(Saved data entries)

----

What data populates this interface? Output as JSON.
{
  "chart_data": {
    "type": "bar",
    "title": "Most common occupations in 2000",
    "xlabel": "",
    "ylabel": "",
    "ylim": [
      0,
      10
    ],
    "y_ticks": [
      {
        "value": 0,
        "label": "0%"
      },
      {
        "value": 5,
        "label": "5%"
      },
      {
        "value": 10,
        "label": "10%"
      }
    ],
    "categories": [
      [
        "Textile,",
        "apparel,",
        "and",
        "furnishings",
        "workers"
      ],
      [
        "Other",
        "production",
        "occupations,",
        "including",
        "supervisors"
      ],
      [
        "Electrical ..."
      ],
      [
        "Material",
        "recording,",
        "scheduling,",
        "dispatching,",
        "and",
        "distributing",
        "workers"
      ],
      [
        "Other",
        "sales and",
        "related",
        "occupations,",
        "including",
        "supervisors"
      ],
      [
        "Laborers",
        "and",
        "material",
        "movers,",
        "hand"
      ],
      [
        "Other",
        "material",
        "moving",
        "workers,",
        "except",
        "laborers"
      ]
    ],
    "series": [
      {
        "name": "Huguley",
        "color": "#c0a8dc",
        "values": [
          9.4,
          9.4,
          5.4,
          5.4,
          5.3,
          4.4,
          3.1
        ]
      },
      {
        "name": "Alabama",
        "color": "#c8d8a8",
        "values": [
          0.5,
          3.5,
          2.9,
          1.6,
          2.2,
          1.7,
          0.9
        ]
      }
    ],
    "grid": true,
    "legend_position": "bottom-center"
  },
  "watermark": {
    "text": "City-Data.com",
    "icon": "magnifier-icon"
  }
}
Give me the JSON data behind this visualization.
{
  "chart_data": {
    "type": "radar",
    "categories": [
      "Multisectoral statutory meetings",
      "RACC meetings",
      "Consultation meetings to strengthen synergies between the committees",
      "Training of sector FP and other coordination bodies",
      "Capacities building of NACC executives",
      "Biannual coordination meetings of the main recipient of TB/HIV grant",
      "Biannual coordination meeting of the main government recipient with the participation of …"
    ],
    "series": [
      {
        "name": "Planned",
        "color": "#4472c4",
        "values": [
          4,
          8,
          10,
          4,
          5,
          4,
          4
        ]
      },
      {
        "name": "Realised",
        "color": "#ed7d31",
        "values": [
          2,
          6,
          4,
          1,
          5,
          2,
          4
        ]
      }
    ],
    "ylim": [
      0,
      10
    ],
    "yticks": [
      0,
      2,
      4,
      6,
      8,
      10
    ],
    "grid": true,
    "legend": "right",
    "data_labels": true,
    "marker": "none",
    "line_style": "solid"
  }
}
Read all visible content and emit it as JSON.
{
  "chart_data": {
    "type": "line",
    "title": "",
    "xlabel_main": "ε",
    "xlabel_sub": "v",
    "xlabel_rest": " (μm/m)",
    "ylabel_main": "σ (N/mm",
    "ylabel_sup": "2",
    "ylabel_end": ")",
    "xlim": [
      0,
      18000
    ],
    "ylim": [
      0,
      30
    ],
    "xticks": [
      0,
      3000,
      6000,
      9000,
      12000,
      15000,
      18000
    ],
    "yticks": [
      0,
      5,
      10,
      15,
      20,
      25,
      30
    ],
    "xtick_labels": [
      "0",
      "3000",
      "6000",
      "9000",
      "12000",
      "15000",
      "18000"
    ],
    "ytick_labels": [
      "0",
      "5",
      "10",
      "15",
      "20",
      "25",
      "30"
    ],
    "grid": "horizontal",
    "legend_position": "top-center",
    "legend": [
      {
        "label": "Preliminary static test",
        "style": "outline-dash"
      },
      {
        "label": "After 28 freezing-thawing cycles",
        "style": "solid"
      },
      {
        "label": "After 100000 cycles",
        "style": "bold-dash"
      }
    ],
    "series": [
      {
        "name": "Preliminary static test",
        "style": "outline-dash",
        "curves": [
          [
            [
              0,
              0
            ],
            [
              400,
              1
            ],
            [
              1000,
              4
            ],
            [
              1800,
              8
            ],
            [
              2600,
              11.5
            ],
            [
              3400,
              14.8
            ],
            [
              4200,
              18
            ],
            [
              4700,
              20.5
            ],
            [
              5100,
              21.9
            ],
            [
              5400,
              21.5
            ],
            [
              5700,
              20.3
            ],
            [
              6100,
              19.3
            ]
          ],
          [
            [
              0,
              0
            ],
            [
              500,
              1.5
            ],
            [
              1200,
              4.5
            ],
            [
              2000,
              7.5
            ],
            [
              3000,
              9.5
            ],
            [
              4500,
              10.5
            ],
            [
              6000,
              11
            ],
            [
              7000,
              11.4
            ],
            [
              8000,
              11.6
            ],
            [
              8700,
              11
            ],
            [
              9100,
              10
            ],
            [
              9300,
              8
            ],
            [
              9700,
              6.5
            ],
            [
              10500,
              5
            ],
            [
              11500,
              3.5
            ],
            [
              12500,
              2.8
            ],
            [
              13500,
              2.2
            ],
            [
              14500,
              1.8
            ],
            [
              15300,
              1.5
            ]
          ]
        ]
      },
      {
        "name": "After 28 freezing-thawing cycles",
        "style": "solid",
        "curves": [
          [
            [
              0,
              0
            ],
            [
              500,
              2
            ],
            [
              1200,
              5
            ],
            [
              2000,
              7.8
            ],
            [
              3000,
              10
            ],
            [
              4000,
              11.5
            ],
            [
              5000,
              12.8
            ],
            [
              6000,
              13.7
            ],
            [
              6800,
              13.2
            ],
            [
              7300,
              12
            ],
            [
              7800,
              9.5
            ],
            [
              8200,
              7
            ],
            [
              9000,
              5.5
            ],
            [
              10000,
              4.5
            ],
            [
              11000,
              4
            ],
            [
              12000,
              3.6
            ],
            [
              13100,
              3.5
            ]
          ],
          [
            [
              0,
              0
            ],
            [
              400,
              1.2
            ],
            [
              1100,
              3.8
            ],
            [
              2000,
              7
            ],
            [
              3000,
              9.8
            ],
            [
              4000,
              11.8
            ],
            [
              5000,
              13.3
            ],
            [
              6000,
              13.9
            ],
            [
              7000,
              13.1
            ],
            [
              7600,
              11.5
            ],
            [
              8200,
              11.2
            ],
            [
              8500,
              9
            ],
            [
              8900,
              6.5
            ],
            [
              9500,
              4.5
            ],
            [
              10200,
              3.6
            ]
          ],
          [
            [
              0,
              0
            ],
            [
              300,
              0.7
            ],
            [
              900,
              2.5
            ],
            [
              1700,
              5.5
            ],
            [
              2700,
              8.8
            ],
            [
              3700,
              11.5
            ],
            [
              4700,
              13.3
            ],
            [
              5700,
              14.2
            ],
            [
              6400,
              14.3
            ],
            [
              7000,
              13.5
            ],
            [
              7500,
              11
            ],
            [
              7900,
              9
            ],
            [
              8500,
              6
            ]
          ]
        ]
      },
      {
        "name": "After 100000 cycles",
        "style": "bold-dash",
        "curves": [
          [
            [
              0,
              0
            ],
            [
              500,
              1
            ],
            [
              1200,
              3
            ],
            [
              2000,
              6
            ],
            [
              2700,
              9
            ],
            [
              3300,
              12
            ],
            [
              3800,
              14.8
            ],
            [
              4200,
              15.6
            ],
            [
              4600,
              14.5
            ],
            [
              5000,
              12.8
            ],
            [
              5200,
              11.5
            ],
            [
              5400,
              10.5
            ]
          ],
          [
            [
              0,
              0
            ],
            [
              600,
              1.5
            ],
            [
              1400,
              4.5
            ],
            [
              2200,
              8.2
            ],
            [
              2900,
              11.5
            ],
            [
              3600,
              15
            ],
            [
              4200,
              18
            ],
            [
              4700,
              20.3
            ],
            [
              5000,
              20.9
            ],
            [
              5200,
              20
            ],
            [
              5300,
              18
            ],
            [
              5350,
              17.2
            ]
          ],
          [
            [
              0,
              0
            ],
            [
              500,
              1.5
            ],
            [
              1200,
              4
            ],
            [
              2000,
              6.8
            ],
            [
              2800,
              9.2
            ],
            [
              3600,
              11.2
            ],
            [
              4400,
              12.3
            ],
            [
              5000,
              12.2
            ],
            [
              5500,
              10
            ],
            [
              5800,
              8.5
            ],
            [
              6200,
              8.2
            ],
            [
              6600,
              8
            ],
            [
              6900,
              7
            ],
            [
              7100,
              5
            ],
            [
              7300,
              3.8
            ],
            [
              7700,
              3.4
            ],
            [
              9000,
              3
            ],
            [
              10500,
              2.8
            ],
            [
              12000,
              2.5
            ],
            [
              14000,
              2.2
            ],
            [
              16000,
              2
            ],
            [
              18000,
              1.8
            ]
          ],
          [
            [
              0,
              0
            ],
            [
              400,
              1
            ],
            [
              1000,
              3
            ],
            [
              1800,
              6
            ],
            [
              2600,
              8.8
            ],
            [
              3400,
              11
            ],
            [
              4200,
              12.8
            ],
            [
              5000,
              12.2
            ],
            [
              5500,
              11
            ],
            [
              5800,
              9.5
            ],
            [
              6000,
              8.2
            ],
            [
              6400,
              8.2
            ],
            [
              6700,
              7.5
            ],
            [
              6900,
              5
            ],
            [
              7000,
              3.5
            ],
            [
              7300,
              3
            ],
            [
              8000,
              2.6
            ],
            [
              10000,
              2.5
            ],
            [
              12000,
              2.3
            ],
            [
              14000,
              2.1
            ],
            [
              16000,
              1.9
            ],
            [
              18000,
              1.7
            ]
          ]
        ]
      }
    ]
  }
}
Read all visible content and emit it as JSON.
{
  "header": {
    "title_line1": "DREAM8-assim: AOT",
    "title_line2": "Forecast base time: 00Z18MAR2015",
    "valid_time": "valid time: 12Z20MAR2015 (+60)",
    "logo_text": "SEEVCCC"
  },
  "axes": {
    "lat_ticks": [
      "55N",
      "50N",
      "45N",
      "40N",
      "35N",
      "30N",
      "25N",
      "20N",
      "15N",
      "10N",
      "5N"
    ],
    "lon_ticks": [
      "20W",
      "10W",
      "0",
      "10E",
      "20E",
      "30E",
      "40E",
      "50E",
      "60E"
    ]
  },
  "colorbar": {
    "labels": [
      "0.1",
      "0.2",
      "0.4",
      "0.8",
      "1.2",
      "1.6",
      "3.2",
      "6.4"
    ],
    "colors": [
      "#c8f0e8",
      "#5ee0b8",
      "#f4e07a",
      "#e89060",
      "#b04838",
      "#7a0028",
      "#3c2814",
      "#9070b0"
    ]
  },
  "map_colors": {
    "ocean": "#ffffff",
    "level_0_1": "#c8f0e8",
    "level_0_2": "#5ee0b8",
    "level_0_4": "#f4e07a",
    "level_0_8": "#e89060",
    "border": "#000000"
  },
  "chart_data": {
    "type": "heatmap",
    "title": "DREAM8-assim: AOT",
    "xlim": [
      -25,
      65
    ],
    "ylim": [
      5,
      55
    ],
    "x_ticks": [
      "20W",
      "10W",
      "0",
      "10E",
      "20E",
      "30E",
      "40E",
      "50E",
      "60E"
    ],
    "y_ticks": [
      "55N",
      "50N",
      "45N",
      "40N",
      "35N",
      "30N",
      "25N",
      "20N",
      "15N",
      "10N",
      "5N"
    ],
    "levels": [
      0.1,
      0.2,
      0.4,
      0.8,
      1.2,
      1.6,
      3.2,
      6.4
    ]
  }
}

----

Copy every single line of the material above that holds "cycles".

**Result:**
        "label": "After 28 freezing-thawing cycles",
        "label": "After 100000 cycles",
        "name": "After 28 freezing-thawing cycles",
        "name": "After 100000 cycles",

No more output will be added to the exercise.